═════ RECORDS SHOWN ═════

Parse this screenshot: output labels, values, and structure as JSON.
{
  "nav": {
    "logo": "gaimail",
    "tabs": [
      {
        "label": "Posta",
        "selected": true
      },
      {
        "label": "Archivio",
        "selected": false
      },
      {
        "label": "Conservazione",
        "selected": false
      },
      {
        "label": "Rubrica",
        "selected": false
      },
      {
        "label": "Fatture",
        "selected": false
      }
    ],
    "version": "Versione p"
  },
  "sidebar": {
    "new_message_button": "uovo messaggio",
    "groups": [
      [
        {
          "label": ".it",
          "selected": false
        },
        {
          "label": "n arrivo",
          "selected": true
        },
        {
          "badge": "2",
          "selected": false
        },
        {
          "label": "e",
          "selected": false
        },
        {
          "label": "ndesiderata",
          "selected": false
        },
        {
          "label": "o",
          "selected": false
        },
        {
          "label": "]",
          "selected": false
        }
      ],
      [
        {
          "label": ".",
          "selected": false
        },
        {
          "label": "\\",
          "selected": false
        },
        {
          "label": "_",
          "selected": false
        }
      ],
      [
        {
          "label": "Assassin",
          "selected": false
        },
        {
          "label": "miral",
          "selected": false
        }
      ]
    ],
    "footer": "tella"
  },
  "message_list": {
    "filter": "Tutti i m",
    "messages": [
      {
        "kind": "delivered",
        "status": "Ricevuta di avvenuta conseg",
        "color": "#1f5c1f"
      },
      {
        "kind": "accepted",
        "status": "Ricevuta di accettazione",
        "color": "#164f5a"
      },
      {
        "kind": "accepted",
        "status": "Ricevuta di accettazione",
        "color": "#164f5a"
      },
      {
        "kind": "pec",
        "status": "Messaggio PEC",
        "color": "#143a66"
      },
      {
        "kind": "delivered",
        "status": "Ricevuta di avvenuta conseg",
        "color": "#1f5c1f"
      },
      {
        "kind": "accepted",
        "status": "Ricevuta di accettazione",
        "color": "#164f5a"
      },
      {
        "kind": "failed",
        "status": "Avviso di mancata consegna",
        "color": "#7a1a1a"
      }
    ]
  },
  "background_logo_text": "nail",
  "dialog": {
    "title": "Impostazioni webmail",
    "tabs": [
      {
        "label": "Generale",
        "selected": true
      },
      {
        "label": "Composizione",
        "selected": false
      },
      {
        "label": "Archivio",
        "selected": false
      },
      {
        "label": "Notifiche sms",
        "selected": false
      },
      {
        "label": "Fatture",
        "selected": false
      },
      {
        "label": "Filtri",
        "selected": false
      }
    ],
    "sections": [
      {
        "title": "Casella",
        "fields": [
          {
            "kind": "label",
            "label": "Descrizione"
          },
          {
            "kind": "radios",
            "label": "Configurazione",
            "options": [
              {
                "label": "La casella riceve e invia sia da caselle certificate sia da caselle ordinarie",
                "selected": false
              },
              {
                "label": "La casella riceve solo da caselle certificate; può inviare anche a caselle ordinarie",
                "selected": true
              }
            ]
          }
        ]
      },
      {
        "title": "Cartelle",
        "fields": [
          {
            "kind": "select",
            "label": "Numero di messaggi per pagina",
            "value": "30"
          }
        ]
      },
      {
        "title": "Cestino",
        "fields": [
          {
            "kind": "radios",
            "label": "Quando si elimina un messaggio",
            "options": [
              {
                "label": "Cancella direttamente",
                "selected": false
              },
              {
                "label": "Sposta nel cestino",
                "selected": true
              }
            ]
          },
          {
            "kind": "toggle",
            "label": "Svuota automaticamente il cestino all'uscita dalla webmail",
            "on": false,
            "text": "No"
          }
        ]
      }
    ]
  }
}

═════

### DESCRIPTION OF THE TASK
The full set of records should be duplicated exactly.

### FULL SOLUTION
Parse this screenshot: output labels, values, and structure as JSON.
{
  "nav": {
    "logo": "gaimail",
    "tabs": [
      {
        "label": "Posta",
        "selected": true
      },
      {
        "label": "Archivio",
        "selected": false
      },
      {
        "label": "Conservazione",
        "selected": false
      },
      {
        "label": "Rubrica",
        "selected": false
      },
      {
        "label": "Fatture",
        "selected": false
      }
    ],
    "version": "Versione p"
  },
  "sidebar": {
    "new_message_button": "uovo messaggio",
    "groups": [
      [
        {
          "label": ".it",
          "selected": false
        },
        {
          "label": "n arrivo",
          "selected": true
        },
        {
          "badge": "2",
          "selected": false
        },
        {
          "label": "e",
          "selected": false
        },
        {
          "label": "ndesiderata",
          "selected": false
        },
        {
          "label": "o",
          "selected": false
        },
        {
          "label": "]",
          "selected": false
        }
      ],
      [
        {
          "label": ".",
          "selected": false
        },
        {
          "label": "\\",
          "selected": false
        },
        {
          "label": "_",
          "selected": false
        }
      ],
      [
        {
          "label": "Assassin",
          "selected": false
        },
        {
          "label": "miral",
          "selected": false
        }
      ]
    ],
    "footer": "tella"
  },
  "message_list": {
    "filter": "Tutti i m",
    "messages": [
      {
        "kind": "delivered",
        "status": "Ricevuta di avvenuta conseg",
        "color": "#1f5c1f"
      },
      {
        "kind": "accepted",
        "status": "Ricevuta di accettazione",
        "color": "#164f5a"
      },
      {
        "kind": "accepted",
        "status": "Ricevuta di accettazione",
        "color": "#164f5a"
      },
      {
        "kind": "pec",
        "status": "Messaggio PEC",
        "color": "#143a66"
      },
      {
        "kind": "delivered",
        "status": "Ricevuta di avvenuta conseg",
        "color": "#1f5c1f"
      },
      {
        "kind": "accepted",
        "status": "Ricevuta di accettazione",
        "color": "#164f5a"
      },
      {
        "kind": "failed",
        "status": "Avviso di mancata consegna",
        "color": "#7a1a1a"
      }
    ]
  },
  "background_logo_text": "nail",
  "dialog": {
    "title": "Impostazioni webmail",
    "tabs": [
      {
        "label": "Generale",
        "selected": true
      },
      {
        "label": "Composizione",
        "selected": false
      },
      {
        "label": "Archivio",
        "selected": false
      },
      {
        "label": "Notifiche sms",
        "selected": false
      },
      {
        "label": "Fatture",
        "selected": false
      },
      {
        "label": "Filtri",
        "selected": false
      }
    ],
    "sections": [
      {
        "title": "Casella",
        "fields": [
          {
            "kind": "label",
            "label": "Descrizione"
          },
          {
            "kind": "radios",
            "label": "Configurazione",
            "options": [
              {
                "label": "La casella riceve e invia sia da caselle certificate sia da caselle ordinarie",
                "selected": false
              },
              {
                "label": "La casella riceve solo da caselle certificate; può inviare anche a caselle ordinarie",
                "selected": true
              }
            ]
          }
        ]
      },
      {
        "title": "Cartelle",
        "fields": [
          {
            "kind": "select",
            "label": "Numero di messaggi per pagina",
            "value": "30"
          }
        ]
      },
      {
        "title": "Cestino",
        "fields": [
          {
            "kind": "radios",
            "label": "Quando si elimina un messaggio",
            "options": [
              {
                "label": "Cancella direttamente",
                "selected": false
              },
              {
                "label": "Sposta nel cestino",
                "selected": true
              }
            ]
          },
          {
            "kind": "toggle",
            "label": "Svuota automaticamente il cestino all'uscita dalla webmail",
            "on": false,
            "text": "No"
          }
        ]
      }
    ]
  }
}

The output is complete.